WHAT YOU HAVE TO DO -> Set down every entry again word for word, please, but skip the pictures.

**** DATASET ROWS

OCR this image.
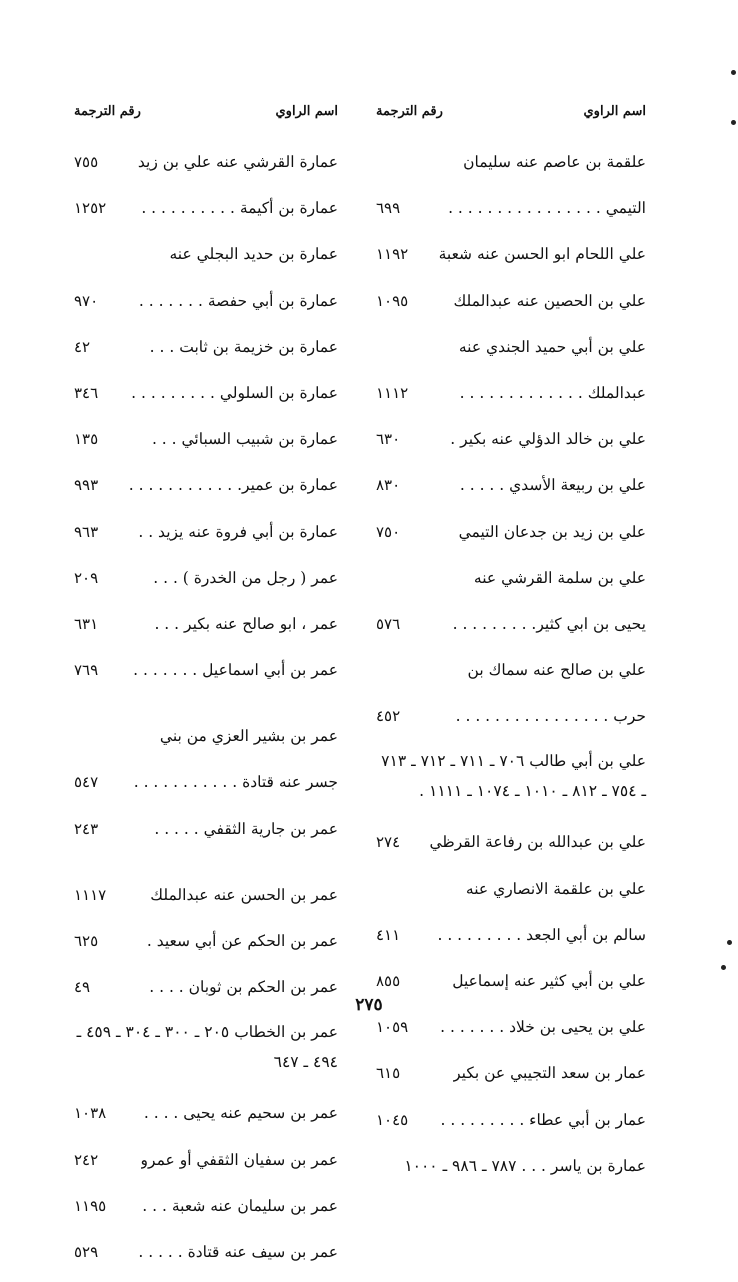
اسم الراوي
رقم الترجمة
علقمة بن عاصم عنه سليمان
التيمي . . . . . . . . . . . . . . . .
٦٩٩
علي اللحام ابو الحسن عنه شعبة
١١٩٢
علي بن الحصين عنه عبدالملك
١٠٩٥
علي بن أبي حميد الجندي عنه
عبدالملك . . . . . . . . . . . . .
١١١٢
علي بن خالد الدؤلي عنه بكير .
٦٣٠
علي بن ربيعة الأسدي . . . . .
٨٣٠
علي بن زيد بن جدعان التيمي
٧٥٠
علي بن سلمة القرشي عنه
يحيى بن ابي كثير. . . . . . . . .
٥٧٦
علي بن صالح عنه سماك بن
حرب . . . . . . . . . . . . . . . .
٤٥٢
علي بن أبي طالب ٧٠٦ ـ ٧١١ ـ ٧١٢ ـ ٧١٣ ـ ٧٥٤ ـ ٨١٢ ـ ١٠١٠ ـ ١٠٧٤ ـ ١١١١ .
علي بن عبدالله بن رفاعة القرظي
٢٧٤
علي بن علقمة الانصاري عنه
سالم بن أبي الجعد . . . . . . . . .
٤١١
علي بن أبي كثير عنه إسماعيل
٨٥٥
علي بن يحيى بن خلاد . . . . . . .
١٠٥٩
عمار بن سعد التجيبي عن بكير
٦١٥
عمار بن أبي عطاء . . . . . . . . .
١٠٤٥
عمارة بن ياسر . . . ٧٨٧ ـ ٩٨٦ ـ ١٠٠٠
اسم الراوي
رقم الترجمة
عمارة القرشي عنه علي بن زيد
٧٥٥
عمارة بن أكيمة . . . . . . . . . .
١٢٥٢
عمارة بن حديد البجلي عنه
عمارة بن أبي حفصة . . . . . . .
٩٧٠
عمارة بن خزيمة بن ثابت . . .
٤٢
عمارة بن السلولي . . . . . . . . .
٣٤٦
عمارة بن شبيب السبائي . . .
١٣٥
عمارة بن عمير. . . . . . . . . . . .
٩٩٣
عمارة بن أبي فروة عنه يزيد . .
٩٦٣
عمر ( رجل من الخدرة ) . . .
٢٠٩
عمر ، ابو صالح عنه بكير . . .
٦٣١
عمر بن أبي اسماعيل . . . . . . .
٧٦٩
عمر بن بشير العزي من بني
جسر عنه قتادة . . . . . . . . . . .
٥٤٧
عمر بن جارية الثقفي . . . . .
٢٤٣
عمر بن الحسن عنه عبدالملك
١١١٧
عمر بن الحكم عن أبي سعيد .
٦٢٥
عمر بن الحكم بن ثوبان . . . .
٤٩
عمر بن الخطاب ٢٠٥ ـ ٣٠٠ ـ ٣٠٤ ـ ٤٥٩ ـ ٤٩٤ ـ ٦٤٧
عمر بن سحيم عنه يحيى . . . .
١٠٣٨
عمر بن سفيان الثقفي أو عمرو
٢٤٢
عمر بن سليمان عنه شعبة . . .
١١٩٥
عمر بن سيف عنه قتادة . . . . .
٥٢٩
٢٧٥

********

FINISHED EXERCISE ->
OCR this image.
اسم الراوي
رقم الترجمة
علقمة بن عاصم عنه سليمان
التيمي . . . . . . . . . . . . . . . .
٦٩٩
علي اللحام ابو الحسن عنه شعبة
١١٩٢
علي بن الحصين عنه عبدالملك
١٠٩٥
علي بن أبي حميد الجندي عنه
عبدالملك . . . . . . . . . . . . .
١١١٢
علي بن خالد الدؤلي عنه بكير .
٦٣٠
علي بن ربيعة الأسدي . . . . .
٨٣٠
علي بن زيد بن جدعان التيمي
٧٥٠
علي بن سلمة القرشي عنه
يحيى بن ابي كثير. . . . . . . . .
٥٧٦
علي بن صالح عنه سماك بن
حرب . . . . . . . . . . . . . . . .
٤٥٢
علي بن أبي طالب ٧٠٦ ـ ٧١١ ـ ٧١٢ ـ ٧١٣ ـ ٧٥٤ ـ ٨١٢ ـ ١٠١٠ ـ ١٠٧٤ ـ ١١١١ .
علي بن عبدالله بن رفاعة القرظي
٢٧٤
علي بن علقمة الانصاري عنه
سالم بن أبي الجعد . . . . . . . . .
٤١١
علي بن أبي كثير عنه إسماعيل
٨٥٥
علي بن يحيى بن خلاد . . . . . . .
١٠٥٩
عمار بن سعد التجيبي عن بكير
٦١٥
عمار بن أبي عطاء . . . . . . . . .
١٠٤٥
عمارة بن ياسر . . . ٧٨٧ ـ ٩٨٦ ـ ١٠٠٠
اسم الراوي
رقم الترجمة
عمارة القرشي عنه علي بن زيد
٧٥٥
عمارة بن أكيمة . . . . . . . . . .
١٢٥٢
عمارة بن حديد البجلي عنه
عمارة بن أبي حفصة . . . . . . .
٩٧٠
عمارة بن خزيمة بن ثابت . . .
٤٢
عمارة بن السلولي . . . . . . . . .
٣٤٦
عمارة بن شبيب السبائي . . .
١٣٥
عمارة بن عمير. . . . . . . . . . . .
٩٩٣
عمارة بن أبي فروة عنه يزيد . .
٩٦٣
عمر ( رجل من الخدرة ) . . .
٢٠٩
عمر ، ابو صالح عنه بكير . . .
٦٣١
عمر بن أبي اسماعيل . . . . . . .
٧٦٩
عمر بن بشير العزي من بني
جسر عنه قتادة . . . . . . . . . . .
٥٤٧
عمر بن جارية الثقفي . . . . .
٢٤٣
عمر بن الحسن عنه عبدالملك
١١١٧
عمر بن الحكم عن أبي سعيد .
٦٢٥
عمر بن الحكم بن ثوبان . . . .
٤٩
عمر بن الخطاب ٢٠٥ ـ ٣٠٠ ـ ٣٠٤ ـ ٤٥٩ ـ ٤٩٤ ـ ٦٤٧
عمر بن سحيم عنه يحيى . . . .
١٠٣٨
عمر بن سفيان الثقفي أو عمرو
٢٤٢
عمر بن سليمان عنه شعبة . . .
١١٩٥
عمر بن سيف عنه قتادة . . . . .
٥٢٩
٢٧٥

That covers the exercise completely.